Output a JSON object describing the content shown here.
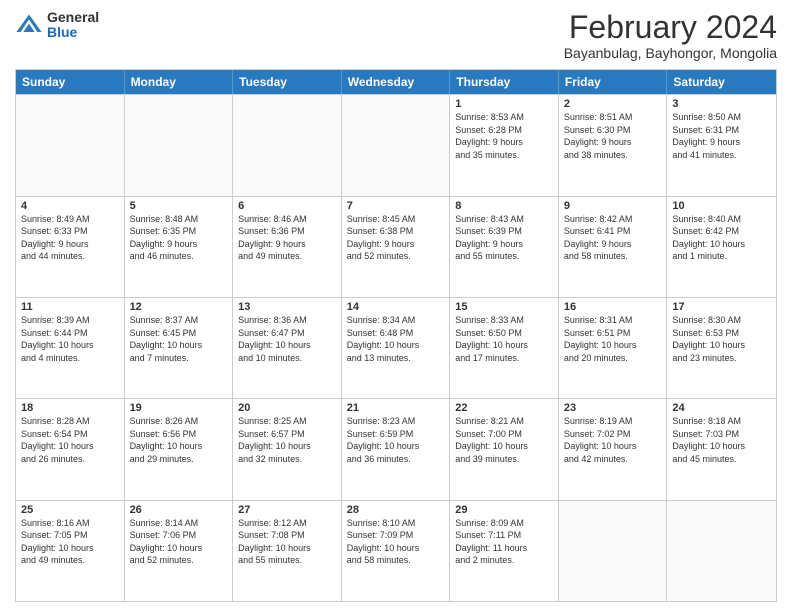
{
  "logo": {
    "general": "General",
    "blue": "Blue"
  },
  "header": {
    "month": "February 2024",
    "location": "Bayanbulag, Bayhongor, Mongolia"
  },
  "days": [
    "Sunday",
    "Monday",
    "Tuesday",
    "Wednesday",
    "Thursday",
    "Friday",
    "Saturday"
  ],
  "rows": [
    [
      {
        "day": "",
        "info": ""
      },
      {
        "day": "",
        "info": ""
      },
      {
        "day": "",
        "info": ""
      },
      {
        "day": "",
        "info": ""
      },
      {
        "day": "1",
        "info": "Sunrise: 8:53 AM\nSunset: 6:28 PM\nDaylight: 9 hours\nand 35 minutes."
      },
      {
        "day": "2",
        "info": "Sunrise: 8:51 AM\nSunset: 6:30 PM\nDaylight: 9 hours\nand 38 minutes."
      },
      {
        "day": "3",
        "info": "Sunrise: 8:50 AM\nSunset: 6:31 PM\nDaylight: 9 hours\nand 41 minutes."
      }
    ],
    [
      {
        "day": "4",
        "info": "Sunrise: 8:49 AM\nSunset: 6:33 PM\nDaylight: 9 hours\nand 44 minutes."
      },
      {
        "day": "5",
        "info": "Sunrise: 8:48 AM\nSunset: 6:35 PM\nDaylight: 9 hours\nand 46 minutes."
      },
      {
        "day": "6",
        "info": "Sunrise: 8:46 AM\nSunset: 6:36 PM\nDaylight: 9 hours\nand 49 minutes."
      },
      {
        "day": "7",
        "info": "Sunrise: 8:45 AM\nSunset: 6:38 PM\nDaylight: 9 hours\nand 52 minutes."
      },
      {
        "day": "8",
        "info": "Sunrise: 8:43 AM\nSunset: 6:39 PM\nDaylight: 9 hours\nand 55 minutes."
      },
      {
        "day": "9",
        "info": "Sunrise: 8:42 AM\nSunset: 6:41 PM\nDaylight: 9 hours\nand 58 minutes."
      },
      {
        "day": "10",
        "info": "Sunrise: 8:40 AM\nSunset: 6:42 PM\nDaylight: 10 hours\nand 1 minute."
      }
    ],
    [
      {
        "day": "11",
        "info": "Sunrise: 8:39 AM\nSunset: 6:44 PM\nDaylight: 10 hours\nand 4 minutes."
      },
      {
        "day": "12",
        "info": "Sunrise: 8:37 AM\nSunset: 6:45 PM\nDaylight: 10 hours\nand 7 minutes."
      },
      {
        "day": "13",
        "info": "Sunrise: 8:36 AM\nSunset: 6:47 PM\nDaylight: 10 hours\nand 10 minutes."
      },
      {
        "day": "14",
        "info": "Sunrise: 8:34 AM\nSunset: 6:48 PM\nDaylight: 10 hours\nand 13 minutes."
      },
      {
        "day": "15",
        "info": "Sunrise: 8:33 AM\nSunset: 6:50 PM\nDaylight: 10 hours\nand 17 minutes."
      },
      {
        "day": "16",
        "info": "Sunrise: 8:31 AM\nSunset: 6:51 PM\nDaylight: 10 hours\nand 20 minutes."
      },
      {
        "day": "17",
        "info": "Sunrise: 8:30 AM\nSunset: 6:53 PM\nDaylight: 10 hours\nand 23 minutes."
      }
    ],
    [
      {
        "day": "18",
        "info": "Sunrise: 8:28 AM\nSunset: 6:54 PM\nDaylight: 10 hours\nand 26 minutes."
      },
      {
        "day": "19",
        "info": "Sunrise: 8:26 AM\nSunset: 6:56 PM\nDaylight: 10 hours\nand 29 minutes."
      },
      {
        "day": "20",
        "info": "Sunrise: 8:25 AM\nSunset: 6:57 PM\nDaylight: 10 hours\nand 32 minutes."
      },
      {
        "day": "21",
        "info": "Sunrise: 8:23 AM\nSunset: 6:59 PM\nDaylight: 10 hours\nand 36 minutes."
      },
      {
        "day": "22",
        "info": "Sunrise: 8:21 AM\nSunset: 7:00 PM\nDaylight: 10 hours\nand 39 minutes."
      },
      {
        "day": "23",
        "info": "Sunrise: 8:19 AM\nSunset: 7:02 PM\nDaylight: 10 hours\nand 42 minutes."
      },
      {
        "day": "24",
        "info": "Sunrise: 8:18 AM\nSunset: 7:03 PM\nDaylight: 10 hours\nand 45 minutes."
      }
    ],
    [
      {
        "day": "25",
        "info": "Sunrise: 8:16 AM\nSunset: 7:05 PM\nDaylight: 10 hours\nand 49 minutes."
      },
      {
        "day": "26",
        "info": "Sunrise: 8:14 AM\nSunset: 7:06 PM\nDaylight: 10 hours\nand 52 minutes."
      },
      {
        "day": "27",
        "info": "Sunrise: 8:12 AM\nSunset: 7:08 PM\nDaylight: 10 hours\nand 55 minutes."
      },
      {
        "day": "28",
        "info": "Sunrise: 8:10 AM\nSunset: 7:09 PM\nDaylight: 10 hours\nand 58 minutes."
      },
      {
        "day": "29",
        "info": "Sunrise: 8:09 AM\nSunset: 7:11 PM\nDaylight: 11 hours\nand 2 minutes."
      },
      {
        "day": "",
        "info": ""
      },
      {
        "day": "",
        "info": ""
      }
    ]
  ]
}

+ + + + +

What needs to be done :: Leaving aside the images, write out the entries above word for word.

Answer to this exercise ::
Output a JSON object describing the content shown here.
{
  "logo": {
    "general": "General",
    "blue": "Blue"
  },
  "header": {
    "month": "February 2024",
    "location": "Bayanbulag, Bayhongor, Mongolia"
  },
  "days": [
    "Sunday",
    "Monday",
    "Tuesday",
    "Wednesday",
    "Thursday",
    "Friday",
    "Saturday"
  ],
  "rows": [
    [
      {
        "day": "",
        "info": ""
      },
      {
        "day": "",
        "info": ""
      },
      {
        "day": "",
        "info": ""
      },
      {
        "day": "",
        "info": ""
      },
      {
        "day": "1",
        "info": "Sunrise: 8:53 AM\nSunset: 6:28 PM\nDaylight: 9 hours\nand 35 minutes."
      },
      {
        "day": "2",
        "info": "Sunrise: 8:51 AM\nSunset: 6:30 PM\nDaylight: 9 hours\nand 38 minutes."
      },
      {
        "day": "3",
        "info": "Sunrise: 8:50 AM\nSunset: 6:31 PM\nDaylight: 9 hours\nand 41 minutes."
      }
    ],
    [
      {
        "day": "4",
        "info": "Sunrise: 8:49 AM\nSunset: 6:33 PM\nDaylight: 9 hours\nand 44 minutes."
      },
      {
        "day": "5",
        "info": "Sunrise: 8:48 AM\nSunset: 6:35 PM\nDaylight: 9 hours\nand 46 minutes."
      },
      {
        "day": "6",
        "info": "Sunrise: 8:46 AM\nSunset: 6:36 PM\nDaylight: 9 hours\nand 49 minutes."
      },
      {
        "day": "7",
        "info": "Sunrise: 8:45 AM\nSunset: 6:38 PM\nDaylight: 9 hours\nand 52 minutes."
      },
      {
        "day": "8",
        "info": "Sunrise: 8:43 AM\nSunset: 6:39 PM\nDaylight: 9 hours\nand 55 minutes."
      },
      {
        "day": "9",
        "info": "Sunrise: 8:42 AM\nSunset: 6:41 PM\nDaylight: 9 hours\nand 58 minutes."
      },
      {
        "day": "10",
        "info": "Sunrise: 8:40 AM\nSunset: 6:42 PM\nDaylight: 10 hours\nand 1 minute."
      }
    ],
    [
      {
        "day": "11",
        "info": "Sunrise: 8:39 AM\nSunset: 6:44 PM\nDaylight: 10 hours\nand 4 minutes."
      },
      {
        "day": "12",
        "info": "Sunrise: 8:37 AM\nSunset: 6:45 PM\nDaylight: 10 hours\nand 7 minutes."
      },
      {
        "day": "13",
        "info": "Sunrise: 8:36 AM\nSunset: 6:47 PM\nDaylight: 10 hours\nand 10 minutes."
      },
      {
        "day": "14",
        "info": "Sunrise: 8:34 AM\nSunset: 6:48 PM\nDaylight: 10 hours\nand 13 minutes."
      },
      {
        "day": "15",
        "info": "Sunrise: 8:33 AM\nSunset: 6:50 PM\nDaylight: 10 hours\nand 17 minutes."
      },
      {
        "day": "16",
        "info": "Sunrise: 8:31 AM\nSunset: 6:51 PM\nDaylight: 10 hours\nand 20 minutes."
      },
      {
        "day": "17",
        "info": "Sunrise: 8:30 AM\nSunset: 6:53 PM\nDaylight: 10 hours\nand 23 minutes."
      }
    ],
    [
      {
        "day": "18",
        "info": "Sunrise: 8:28 AM\nSunset: 6:54 PM\nDaylight: 10 hours\nand 26 minutes."
      },
      {
        "day": "19",
        "info": "Sunrise: 8:26 AM\nSunset: 6:56 PM\nDaylight: 10 hours\nand 29 minutes."
      },
      {
        "day": "20",
        "info": "Sunrise: 8:25 AM\nSunset: 6:57 PM\nDaylight: 10 hours\nand 32 minutes."
      },
      {
        "day": "21",
        "info": "Sunrise: 8:23 AM\nSunset: 6:59 PM\nDaylight: 10 hours\nand 36 minutes."
      },
      {
        "day": "22",
        "info": "Sunrise: 8:21 AM\nSunset: 7:00 PM\nDaylight: 10 hours\nand 39 minutes."
      },
      {
        "day": "23",
        "info": "Sunrise: 8:19 AM\nSunset: 7:02 PM\nDaylight: 10 hours\nand 42 minutes."
      },
      {
        "day": "24",
        "info": "Sunrise: 8:18 AM\nSunset: 7:03 PM\nDaylight: 10 hours\nand 45 minutes."
      }
    ],
    [
      {
        "day": "25",
        "info": "Sunrise: 8:16 AM\nSunset: 7:05 PM\nDaylight: 10 hours\nand 49 minutes."
      },
      {
        "day": "26",
        "info": "Sunrise: 8:14 AM\nSunset: 7:06 PM\nDaylight: 10 hours\nand 52 minutes."
      },
      {
        "day": "27",
        "info": "Sunrise: 8:12 AM\nSunset: 7:08 PM\nDaylight: 10 hours\nand 55 minutes."
      },
      {
        "day": "28",
        "info": "Sunrise: 8:10 AM\nSunset: 7:09 PM\nDaylight: 10 hours\nand 58 minutes."
      },
      {
        "day": "29",
        "info": "Sunrise: 8:09 AM\nSunset: 7:11 PM\nDaylight: 11 hours\nand 2 minutes."
      },
      {
        "day": "",
        "info": ""
      },
      {
        "day": "",
        "info": ""
      }
    ]
  ]
}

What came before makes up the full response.